To be done =
Do any lines in the data below contain "моносахаридов"? If so, copy every one of them.

Data entries
# # #

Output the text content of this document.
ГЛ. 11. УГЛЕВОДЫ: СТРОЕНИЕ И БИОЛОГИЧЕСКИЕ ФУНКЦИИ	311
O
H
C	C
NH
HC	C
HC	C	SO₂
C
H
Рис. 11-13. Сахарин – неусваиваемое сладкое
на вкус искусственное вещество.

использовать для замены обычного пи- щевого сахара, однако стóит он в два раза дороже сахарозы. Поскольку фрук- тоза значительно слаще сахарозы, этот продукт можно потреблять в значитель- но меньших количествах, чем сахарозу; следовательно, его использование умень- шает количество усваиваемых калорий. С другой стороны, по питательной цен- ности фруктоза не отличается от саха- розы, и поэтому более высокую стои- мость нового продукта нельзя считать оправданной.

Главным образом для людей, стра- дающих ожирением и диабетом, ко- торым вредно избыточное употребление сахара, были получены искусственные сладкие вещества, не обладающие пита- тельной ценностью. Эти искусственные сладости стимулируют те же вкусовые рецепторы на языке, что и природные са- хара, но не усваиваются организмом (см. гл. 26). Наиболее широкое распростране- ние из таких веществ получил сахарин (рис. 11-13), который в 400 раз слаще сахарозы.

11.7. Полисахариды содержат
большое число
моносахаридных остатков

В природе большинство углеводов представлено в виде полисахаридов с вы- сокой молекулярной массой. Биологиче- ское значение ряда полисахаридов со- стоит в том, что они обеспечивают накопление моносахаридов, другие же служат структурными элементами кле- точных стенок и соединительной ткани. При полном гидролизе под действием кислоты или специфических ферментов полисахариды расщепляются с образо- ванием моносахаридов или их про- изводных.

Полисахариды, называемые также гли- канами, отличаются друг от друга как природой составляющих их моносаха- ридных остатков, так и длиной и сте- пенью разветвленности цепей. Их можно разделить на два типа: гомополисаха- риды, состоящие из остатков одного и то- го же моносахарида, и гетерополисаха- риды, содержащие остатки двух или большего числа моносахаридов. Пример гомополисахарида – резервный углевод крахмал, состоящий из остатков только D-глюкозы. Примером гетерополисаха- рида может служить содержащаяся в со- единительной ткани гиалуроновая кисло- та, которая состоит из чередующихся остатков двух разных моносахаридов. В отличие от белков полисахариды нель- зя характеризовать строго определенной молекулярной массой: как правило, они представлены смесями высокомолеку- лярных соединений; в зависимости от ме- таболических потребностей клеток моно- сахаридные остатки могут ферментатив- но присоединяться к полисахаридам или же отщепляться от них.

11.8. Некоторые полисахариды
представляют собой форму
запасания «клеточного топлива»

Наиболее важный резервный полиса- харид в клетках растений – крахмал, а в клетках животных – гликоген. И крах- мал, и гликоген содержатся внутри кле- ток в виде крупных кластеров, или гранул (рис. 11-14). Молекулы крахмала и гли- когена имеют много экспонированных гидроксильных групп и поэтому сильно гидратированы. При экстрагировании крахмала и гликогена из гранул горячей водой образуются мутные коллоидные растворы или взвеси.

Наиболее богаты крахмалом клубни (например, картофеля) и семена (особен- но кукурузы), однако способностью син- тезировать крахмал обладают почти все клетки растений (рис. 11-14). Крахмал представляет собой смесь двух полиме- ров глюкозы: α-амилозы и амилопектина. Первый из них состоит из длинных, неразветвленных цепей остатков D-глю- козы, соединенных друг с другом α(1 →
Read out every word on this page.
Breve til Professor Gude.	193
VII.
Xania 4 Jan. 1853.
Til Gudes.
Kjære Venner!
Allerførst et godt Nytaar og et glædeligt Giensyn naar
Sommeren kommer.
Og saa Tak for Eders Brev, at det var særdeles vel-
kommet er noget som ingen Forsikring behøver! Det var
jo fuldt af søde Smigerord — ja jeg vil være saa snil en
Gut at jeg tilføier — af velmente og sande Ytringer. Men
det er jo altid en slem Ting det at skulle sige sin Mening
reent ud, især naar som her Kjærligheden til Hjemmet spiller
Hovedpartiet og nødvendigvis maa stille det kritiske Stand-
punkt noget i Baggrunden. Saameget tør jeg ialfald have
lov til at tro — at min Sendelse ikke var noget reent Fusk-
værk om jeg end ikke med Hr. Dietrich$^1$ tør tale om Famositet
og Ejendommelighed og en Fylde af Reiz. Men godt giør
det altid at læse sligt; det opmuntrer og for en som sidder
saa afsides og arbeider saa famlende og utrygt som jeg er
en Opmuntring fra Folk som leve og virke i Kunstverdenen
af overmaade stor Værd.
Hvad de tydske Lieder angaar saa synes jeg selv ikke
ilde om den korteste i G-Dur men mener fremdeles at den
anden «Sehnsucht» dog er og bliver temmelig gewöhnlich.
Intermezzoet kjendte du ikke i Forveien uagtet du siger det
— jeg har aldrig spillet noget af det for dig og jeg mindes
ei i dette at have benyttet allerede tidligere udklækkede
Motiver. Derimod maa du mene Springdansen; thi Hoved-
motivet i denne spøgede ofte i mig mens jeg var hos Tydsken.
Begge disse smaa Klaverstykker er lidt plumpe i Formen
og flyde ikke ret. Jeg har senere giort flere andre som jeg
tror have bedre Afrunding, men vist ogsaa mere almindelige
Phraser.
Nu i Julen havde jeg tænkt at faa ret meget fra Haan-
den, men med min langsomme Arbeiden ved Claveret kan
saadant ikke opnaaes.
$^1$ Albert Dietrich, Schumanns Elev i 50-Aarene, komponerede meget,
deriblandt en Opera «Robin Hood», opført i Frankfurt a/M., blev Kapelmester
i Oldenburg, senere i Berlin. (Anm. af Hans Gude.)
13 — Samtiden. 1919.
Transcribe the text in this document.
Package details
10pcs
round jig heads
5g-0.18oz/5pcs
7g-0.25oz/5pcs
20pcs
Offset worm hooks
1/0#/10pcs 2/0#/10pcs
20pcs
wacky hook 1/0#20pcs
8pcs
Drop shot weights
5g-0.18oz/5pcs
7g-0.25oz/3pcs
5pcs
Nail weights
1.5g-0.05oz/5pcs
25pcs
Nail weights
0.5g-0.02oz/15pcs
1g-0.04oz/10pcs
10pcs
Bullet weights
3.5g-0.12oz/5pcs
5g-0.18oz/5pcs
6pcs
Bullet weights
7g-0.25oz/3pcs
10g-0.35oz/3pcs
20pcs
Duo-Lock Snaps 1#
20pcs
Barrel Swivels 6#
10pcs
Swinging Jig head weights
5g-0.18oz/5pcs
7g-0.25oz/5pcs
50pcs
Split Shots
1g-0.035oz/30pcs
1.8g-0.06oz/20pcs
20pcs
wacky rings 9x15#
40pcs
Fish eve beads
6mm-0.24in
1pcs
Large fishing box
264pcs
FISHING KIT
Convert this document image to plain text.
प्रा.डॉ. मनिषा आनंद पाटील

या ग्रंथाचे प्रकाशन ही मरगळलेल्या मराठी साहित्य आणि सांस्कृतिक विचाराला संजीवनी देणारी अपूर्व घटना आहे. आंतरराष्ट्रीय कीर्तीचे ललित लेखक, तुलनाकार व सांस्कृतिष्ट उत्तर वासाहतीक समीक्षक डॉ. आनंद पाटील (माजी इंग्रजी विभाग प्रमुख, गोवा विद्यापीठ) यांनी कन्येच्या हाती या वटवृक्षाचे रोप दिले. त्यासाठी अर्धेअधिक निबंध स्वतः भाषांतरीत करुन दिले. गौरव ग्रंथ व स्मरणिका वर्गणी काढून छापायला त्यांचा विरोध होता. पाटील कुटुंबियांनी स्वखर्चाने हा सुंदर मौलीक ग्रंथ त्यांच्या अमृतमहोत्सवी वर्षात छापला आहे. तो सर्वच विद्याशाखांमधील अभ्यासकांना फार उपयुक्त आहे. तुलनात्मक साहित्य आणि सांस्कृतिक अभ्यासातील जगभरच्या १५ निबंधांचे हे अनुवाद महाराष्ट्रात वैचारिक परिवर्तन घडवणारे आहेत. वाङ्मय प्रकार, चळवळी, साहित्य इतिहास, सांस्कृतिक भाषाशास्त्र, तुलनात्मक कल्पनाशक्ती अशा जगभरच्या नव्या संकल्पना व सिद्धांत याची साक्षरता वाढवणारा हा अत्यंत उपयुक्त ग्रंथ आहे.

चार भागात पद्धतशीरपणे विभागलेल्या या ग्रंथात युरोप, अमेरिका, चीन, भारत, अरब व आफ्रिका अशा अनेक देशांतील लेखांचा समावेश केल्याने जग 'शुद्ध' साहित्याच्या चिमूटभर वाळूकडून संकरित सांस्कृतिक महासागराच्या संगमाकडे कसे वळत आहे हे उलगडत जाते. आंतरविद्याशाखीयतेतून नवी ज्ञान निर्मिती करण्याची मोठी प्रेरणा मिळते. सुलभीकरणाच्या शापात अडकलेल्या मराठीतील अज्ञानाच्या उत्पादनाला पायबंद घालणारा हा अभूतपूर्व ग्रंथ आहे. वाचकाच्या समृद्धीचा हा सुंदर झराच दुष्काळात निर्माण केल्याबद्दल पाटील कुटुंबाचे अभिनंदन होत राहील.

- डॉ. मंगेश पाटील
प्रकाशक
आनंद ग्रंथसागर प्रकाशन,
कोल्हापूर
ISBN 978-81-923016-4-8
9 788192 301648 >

# # #

Result =
В природе большинство углеводов представлено в виде полисахаридов с вы- сокой молекулярной массой. Биологиче- ское значение ряда полисахаридов со- стоит в том, что они обеспечивают накопление моносахаридов, другие же служат структурными элементами кле- точных стенок и соединительной ткани. При полном гидролизе под действием кислоты или специфических ферментов полисахариды расщепляются с образо- ванием моносахаридов или их про- изводных.
Полисахариды, называемые также гли- канами, отличаются друг от друга как природой составляющих их моносаха- ридных остатков, так и длиной и сте- пенью разветвленности цепей. Их можно разделить на два типа: гомополисаха- риды, состоящие из остатков одного и то- го же моносахарида, и гетерополисаха- риды, содержащие остатки двух или большего числа моносахаридов. Пример гомополисахарида – резервный углевод крахмал, состоящий из остатков только D-глюкозы. Примером гетерополисаха- рида может служить содержащаяся в со- единительной ткани гиалуроновая кисло- та, которая состоит из чередующихся остатков двух разных моносахаридов. В отличие от белков полисахариды нель- зя характеризовать строго определенной молекулярной массой: как правило, они представлены смесями высокомолеку- лярных соединений; в зависимости от ме- таболических потребностей клеток моно- сахаридные остатки могут ферментатив- но присоединяться к полисахаридам или же отщепляться от них.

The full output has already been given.